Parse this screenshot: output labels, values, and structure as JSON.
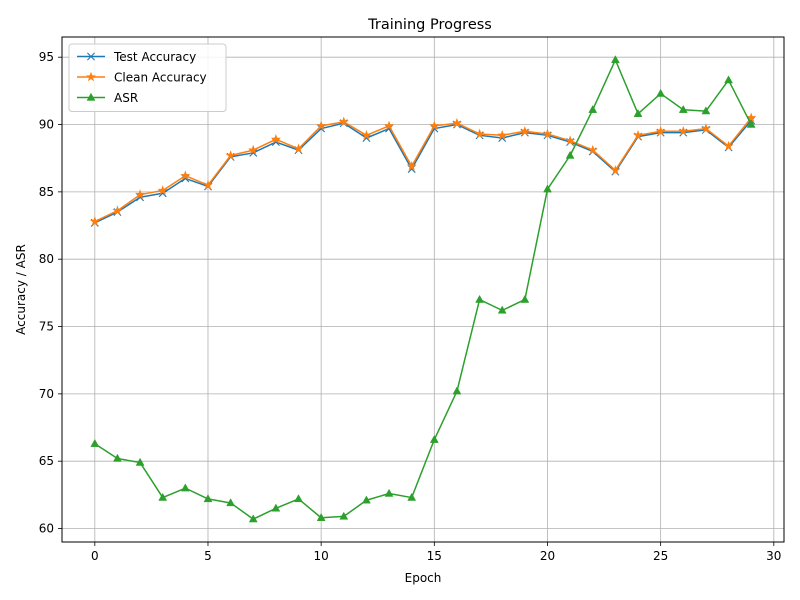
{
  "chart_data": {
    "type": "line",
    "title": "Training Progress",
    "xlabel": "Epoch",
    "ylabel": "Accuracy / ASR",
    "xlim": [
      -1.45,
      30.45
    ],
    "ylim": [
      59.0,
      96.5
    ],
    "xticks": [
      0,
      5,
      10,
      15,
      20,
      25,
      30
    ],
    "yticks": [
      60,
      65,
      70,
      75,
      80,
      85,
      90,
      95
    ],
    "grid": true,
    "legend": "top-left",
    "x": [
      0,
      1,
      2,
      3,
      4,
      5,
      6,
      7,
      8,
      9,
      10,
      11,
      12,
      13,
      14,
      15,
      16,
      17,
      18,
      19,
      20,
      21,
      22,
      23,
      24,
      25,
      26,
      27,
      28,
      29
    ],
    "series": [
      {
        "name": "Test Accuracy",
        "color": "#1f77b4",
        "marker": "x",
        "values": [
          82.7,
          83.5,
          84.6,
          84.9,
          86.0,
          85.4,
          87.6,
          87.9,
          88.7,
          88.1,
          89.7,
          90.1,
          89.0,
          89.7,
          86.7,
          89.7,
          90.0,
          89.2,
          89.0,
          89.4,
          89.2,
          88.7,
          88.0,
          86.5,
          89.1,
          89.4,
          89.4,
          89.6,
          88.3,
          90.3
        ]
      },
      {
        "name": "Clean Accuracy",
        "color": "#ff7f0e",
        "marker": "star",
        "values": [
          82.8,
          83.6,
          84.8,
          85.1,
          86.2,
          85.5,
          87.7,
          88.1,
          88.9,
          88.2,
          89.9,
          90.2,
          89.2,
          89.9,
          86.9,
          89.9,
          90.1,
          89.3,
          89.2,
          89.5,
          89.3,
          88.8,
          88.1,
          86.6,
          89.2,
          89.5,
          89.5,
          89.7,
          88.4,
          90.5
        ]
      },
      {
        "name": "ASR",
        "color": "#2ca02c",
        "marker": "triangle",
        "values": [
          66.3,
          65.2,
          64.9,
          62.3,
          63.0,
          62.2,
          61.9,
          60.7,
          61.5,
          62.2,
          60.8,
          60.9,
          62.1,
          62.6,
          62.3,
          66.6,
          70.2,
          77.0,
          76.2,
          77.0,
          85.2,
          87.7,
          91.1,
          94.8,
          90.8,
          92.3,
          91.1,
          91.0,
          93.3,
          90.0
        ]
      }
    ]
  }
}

━━━━━━━━━━━━━━━━

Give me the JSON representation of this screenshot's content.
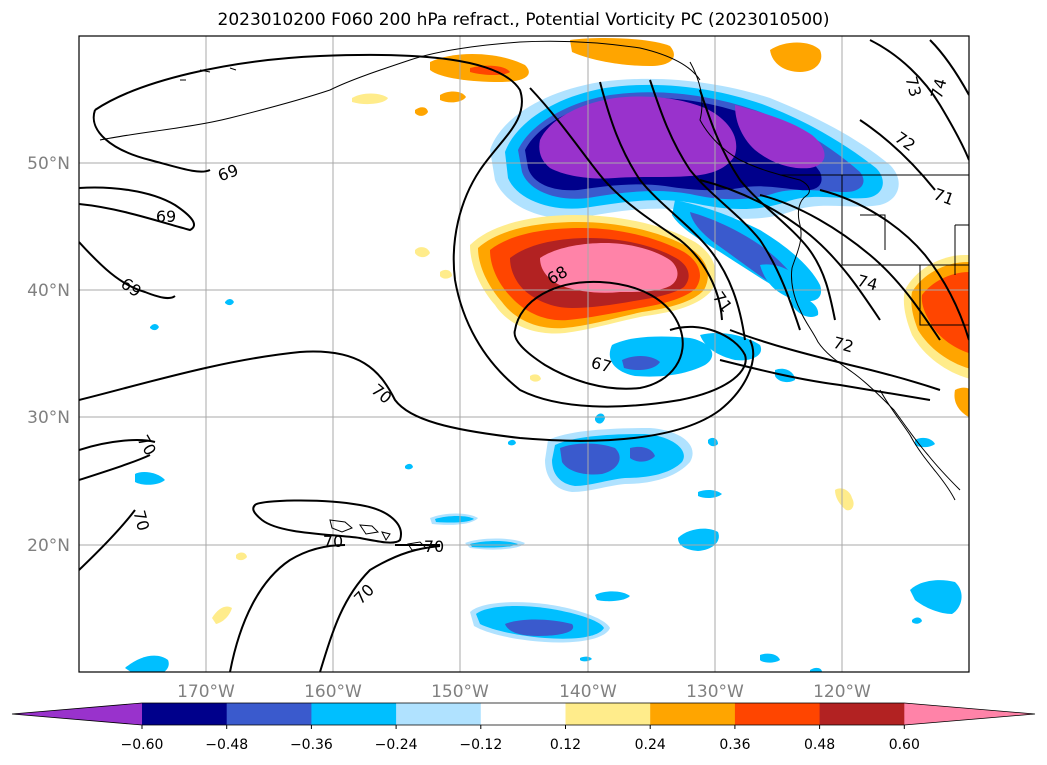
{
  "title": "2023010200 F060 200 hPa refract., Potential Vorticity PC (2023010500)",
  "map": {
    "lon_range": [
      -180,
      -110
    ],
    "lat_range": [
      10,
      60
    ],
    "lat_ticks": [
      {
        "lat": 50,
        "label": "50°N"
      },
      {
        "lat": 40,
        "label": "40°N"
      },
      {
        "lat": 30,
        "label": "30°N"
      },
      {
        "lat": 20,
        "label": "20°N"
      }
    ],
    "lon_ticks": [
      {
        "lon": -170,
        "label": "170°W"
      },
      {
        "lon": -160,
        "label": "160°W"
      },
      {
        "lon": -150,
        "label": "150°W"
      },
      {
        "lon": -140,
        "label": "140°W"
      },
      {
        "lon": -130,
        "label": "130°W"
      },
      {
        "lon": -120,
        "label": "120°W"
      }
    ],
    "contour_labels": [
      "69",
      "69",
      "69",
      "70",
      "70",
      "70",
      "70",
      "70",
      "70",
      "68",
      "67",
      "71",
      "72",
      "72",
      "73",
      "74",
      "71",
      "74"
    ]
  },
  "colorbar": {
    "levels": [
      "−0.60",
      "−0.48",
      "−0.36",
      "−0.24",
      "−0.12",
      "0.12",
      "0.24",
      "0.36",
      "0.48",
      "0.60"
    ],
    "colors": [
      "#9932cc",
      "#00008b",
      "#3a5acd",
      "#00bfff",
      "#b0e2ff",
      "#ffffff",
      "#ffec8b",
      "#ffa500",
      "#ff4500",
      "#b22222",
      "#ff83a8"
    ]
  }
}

━━━━━━━━━━━━━━━━

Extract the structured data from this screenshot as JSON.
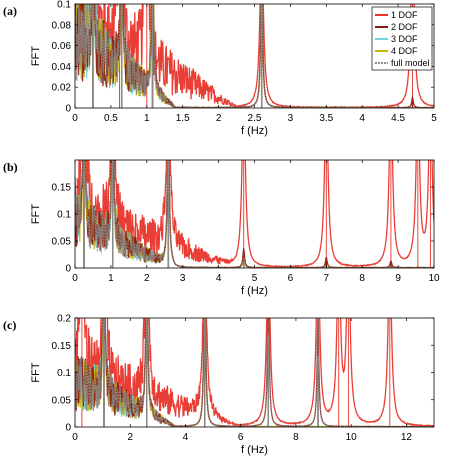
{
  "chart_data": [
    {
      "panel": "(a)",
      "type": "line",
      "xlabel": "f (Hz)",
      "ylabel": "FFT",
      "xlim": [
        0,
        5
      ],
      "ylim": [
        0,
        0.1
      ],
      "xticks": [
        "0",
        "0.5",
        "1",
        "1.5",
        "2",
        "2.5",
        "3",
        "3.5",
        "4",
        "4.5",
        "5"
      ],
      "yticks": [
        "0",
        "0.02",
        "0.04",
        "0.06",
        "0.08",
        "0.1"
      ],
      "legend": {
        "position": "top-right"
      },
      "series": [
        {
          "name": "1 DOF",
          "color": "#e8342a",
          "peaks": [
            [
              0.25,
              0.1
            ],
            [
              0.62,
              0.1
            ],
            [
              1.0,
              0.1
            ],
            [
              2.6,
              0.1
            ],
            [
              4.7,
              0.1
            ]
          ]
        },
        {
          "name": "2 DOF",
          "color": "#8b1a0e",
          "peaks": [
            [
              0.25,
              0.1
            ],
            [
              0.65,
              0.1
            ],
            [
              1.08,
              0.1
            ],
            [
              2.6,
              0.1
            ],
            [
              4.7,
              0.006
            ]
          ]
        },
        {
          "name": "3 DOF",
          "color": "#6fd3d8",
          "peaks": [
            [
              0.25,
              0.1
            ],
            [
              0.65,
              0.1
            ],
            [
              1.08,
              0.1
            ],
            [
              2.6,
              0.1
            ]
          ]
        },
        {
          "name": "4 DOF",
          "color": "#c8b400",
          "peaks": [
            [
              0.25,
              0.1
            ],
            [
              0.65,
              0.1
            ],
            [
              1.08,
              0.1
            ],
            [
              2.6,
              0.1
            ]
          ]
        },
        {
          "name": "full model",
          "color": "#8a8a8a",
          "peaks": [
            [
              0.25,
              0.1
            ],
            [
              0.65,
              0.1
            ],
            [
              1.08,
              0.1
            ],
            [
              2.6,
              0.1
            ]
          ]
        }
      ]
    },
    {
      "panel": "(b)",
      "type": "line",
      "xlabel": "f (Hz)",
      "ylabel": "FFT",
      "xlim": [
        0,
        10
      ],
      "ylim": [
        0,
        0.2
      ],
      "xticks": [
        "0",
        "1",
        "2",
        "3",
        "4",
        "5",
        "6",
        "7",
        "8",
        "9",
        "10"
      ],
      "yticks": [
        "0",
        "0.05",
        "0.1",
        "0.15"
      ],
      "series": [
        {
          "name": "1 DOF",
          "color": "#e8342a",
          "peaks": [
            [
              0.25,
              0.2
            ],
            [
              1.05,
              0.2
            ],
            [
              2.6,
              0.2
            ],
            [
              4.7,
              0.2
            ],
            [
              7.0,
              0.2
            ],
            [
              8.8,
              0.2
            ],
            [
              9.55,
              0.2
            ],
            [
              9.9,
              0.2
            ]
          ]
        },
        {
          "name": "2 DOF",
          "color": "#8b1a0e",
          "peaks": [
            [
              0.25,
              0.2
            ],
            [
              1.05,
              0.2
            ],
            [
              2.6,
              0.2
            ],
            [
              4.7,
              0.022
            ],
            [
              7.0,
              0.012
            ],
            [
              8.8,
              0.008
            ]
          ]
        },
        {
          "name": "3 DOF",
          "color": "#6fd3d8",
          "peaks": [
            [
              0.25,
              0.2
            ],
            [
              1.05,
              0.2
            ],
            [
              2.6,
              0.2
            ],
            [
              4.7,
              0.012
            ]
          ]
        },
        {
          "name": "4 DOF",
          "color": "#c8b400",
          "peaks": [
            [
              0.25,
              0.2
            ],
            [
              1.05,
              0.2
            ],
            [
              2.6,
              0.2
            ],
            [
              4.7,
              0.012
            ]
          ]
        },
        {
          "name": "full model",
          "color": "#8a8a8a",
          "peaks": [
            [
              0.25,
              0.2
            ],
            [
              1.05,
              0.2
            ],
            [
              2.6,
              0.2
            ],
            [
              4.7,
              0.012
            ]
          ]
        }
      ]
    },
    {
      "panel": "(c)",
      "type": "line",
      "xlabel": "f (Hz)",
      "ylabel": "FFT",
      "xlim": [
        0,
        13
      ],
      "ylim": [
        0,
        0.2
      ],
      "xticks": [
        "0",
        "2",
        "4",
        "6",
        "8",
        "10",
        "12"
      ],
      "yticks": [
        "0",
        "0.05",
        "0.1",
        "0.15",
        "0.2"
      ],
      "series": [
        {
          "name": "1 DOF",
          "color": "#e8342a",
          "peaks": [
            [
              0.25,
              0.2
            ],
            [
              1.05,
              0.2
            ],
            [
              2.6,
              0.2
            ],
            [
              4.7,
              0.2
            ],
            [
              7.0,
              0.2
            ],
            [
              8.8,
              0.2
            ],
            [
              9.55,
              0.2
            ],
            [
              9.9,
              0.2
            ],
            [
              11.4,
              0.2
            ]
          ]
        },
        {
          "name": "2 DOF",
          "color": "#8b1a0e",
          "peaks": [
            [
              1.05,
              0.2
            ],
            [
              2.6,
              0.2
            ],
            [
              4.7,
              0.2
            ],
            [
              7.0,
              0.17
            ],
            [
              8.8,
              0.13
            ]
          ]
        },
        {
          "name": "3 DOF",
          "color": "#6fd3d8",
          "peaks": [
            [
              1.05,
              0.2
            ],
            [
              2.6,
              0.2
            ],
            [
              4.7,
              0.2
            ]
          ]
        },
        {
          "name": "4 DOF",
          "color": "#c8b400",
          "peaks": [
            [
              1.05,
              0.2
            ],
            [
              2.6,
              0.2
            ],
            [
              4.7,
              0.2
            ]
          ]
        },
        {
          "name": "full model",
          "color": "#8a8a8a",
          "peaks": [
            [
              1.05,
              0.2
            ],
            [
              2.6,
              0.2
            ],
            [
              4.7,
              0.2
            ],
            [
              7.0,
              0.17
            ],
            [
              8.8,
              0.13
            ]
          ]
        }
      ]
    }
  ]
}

━━━━━━━━━━━━━━━━

● WRITTEN PROBLEM: Filter the records, keeping only lines that contain "JSON", and show those lines.

● REPLY TO THE TASK:
Parse this screenshot: output labels, values, and structure as JSON.
Give me the JSON representation of this screenshot's content.
Extract the structured data from this screenshot as JSON.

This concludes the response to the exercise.